• PROBLEM DETAILS: Copy every line of the records below that holds the word "JSON".

• RAW DATA:
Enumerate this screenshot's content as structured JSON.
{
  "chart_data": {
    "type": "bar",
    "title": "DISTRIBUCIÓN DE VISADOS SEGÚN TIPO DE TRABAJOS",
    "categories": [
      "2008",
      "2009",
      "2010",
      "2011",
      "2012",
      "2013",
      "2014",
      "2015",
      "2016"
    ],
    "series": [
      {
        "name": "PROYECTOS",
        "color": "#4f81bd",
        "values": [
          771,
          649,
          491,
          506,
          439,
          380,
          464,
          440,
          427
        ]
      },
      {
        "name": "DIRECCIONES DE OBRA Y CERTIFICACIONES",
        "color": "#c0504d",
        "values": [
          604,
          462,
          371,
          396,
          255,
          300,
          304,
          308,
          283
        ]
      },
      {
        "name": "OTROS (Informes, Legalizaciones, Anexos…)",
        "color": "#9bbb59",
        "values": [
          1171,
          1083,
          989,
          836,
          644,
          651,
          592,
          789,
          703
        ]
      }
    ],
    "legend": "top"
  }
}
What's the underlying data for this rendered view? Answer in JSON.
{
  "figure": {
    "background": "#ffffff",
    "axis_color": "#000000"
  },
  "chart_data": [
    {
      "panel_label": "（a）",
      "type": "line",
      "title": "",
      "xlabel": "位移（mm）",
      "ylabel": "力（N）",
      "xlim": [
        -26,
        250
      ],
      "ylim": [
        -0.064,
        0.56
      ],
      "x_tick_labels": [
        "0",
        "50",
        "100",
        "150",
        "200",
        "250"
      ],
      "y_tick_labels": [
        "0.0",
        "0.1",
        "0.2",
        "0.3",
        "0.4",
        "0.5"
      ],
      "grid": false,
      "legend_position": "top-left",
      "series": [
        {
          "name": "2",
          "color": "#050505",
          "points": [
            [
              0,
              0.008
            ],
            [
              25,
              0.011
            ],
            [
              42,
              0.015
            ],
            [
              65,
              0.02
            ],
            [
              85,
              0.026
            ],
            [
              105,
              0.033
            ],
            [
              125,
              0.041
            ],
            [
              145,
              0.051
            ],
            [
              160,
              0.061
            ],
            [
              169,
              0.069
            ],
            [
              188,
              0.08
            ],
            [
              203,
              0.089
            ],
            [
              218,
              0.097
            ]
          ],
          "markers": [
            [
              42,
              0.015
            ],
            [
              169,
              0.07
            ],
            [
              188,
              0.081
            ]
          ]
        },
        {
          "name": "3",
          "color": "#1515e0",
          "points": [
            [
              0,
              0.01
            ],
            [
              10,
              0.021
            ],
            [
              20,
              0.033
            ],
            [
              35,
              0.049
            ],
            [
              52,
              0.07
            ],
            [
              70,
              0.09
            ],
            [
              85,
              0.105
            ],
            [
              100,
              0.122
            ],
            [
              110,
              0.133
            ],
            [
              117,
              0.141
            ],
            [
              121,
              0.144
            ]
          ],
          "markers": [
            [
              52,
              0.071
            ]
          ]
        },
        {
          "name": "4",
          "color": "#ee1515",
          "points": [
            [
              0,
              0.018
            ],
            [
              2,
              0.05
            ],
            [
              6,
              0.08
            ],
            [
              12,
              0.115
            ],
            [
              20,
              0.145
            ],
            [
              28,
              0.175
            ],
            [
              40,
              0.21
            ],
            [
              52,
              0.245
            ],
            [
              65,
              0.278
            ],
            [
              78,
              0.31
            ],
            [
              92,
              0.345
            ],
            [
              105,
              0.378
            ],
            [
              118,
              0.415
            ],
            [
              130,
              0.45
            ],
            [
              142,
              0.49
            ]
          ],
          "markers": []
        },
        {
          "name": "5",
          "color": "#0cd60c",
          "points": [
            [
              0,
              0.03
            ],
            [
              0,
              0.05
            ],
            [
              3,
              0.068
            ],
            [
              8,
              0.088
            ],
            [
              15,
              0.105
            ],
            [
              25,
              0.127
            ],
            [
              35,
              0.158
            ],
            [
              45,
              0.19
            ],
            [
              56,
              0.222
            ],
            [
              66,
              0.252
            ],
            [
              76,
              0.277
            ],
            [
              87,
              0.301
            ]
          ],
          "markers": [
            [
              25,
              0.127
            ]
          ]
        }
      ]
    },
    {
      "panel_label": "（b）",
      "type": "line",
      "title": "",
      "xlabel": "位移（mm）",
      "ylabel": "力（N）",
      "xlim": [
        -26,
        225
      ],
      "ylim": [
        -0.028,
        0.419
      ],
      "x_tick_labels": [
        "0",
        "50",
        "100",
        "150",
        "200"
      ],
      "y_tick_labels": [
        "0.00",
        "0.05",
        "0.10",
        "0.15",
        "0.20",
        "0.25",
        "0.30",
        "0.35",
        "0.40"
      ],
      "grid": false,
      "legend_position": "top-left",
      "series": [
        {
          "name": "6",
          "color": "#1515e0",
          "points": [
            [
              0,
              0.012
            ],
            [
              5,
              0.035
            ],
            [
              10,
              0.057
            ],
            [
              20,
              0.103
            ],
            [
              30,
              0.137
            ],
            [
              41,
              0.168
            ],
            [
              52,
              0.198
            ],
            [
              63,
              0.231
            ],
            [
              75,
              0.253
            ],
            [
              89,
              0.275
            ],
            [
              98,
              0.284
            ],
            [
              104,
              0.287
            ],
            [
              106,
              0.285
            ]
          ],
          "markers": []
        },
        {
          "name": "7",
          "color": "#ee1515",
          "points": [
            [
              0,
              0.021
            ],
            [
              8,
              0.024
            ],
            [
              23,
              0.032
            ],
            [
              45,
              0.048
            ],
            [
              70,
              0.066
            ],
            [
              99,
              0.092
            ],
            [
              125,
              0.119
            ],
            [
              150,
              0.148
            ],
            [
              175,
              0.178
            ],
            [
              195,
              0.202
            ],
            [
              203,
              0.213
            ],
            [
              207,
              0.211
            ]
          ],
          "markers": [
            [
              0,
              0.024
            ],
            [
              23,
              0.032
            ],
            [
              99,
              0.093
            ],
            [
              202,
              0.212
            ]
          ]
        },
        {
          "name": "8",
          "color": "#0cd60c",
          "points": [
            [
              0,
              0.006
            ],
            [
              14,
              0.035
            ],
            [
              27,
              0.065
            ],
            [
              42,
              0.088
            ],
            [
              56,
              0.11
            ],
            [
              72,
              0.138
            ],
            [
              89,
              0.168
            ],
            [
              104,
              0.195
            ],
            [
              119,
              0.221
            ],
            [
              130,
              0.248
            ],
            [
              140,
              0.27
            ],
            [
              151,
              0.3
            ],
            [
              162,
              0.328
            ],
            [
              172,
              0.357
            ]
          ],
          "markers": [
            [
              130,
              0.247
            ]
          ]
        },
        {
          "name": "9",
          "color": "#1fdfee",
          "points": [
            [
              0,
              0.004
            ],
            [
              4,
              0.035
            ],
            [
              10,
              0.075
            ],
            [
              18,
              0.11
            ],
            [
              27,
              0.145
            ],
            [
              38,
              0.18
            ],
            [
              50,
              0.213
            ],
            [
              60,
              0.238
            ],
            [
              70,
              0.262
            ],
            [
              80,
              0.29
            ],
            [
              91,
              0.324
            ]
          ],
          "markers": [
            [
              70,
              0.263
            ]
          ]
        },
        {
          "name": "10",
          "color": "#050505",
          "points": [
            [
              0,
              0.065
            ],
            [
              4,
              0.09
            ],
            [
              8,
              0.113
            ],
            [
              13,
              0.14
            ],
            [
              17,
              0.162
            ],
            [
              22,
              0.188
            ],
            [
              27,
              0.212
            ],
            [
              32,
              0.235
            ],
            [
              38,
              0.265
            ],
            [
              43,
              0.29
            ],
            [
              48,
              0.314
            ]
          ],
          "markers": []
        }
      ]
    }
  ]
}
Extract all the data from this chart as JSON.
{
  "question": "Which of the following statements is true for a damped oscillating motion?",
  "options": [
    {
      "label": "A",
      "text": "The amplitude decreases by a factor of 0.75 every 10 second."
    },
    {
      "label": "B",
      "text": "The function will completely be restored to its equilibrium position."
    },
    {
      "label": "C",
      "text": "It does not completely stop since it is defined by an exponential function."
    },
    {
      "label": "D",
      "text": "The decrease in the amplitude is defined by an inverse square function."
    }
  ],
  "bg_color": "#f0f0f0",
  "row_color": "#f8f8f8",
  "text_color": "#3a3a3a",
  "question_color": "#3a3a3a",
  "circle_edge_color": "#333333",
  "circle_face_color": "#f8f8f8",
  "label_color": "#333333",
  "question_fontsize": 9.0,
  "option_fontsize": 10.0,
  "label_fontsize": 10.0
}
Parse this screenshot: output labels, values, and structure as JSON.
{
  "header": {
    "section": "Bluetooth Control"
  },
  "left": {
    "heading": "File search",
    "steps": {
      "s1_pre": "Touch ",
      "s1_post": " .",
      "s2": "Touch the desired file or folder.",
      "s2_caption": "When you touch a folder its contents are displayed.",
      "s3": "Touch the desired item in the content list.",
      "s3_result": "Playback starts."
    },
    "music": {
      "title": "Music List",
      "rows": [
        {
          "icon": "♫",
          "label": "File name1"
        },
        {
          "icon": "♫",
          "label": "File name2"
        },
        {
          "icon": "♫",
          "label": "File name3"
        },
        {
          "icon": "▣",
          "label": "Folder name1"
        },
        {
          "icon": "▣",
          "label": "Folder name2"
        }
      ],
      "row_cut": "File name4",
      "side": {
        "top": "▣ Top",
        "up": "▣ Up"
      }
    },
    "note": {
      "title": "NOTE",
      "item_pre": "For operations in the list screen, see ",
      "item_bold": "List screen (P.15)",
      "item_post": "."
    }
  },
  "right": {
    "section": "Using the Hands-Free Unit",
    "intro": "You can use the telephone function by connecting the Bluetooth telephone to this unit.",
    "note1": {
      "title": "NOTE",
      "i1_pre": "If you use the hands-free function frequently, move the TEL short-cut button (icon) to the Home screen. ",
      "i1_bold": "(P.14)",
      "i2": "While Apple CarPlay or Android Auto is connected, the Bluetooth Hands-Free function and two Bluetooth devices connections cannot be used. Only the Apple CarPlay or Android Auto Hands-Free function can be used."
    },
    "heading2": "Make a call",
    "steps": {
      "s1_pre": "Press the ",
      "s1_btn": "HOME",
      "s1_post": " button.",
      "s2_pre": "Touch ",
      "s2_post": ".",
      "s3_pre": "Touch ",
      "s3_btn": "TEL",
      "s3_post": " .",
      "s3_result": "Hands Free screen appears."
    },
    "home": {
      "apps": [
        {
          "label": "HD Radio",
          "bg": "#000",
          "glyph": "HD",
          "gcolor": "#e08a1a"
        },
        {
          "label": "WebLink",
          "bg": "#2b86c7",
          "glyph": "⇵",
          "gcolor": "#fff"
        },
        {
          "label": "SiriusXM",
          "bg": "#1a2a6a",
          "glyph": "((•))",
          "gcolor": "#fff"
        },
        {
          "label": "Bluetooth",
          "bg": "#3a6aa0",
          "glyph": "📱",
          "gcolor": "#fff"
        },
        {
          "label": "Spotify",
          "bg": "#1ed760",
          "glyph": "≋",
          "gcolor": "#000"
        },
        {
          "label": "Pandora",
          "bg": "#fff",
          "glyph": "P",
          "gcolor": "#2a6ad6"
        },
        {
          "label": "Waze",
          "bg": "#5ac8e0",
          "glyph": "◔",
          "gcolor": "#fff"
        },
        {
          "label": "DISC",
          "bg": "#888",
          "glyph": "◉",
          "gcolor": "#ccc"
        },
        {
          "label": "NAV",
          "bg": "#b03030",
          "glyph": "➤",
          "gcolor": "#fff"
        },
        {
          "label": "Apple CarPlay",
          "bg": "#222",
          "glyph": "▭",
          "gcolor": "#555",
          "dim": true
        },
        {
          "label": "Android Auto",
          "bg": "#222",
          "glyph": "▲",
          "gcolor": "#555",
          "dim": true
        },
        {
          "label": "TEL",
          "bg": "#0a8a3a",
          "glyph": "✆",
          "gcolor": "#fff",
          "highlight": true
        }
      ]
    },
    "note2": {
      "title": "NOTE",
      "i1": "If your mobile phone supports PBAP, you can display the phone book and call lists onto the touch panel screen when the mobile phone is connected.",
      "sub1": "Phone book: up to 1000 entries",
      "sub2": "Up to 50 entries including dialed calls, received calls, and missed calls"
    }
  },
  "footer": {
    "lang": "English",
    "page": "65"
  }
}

• TASK RESULT:
Enumerate this screenshot's content as structured JSON.
What's the underlying data for this rendered view? Answer in JSON.
Extract all the data from this chart as JSON.
Parse this screenshot: output labels, values, and structure as JSON.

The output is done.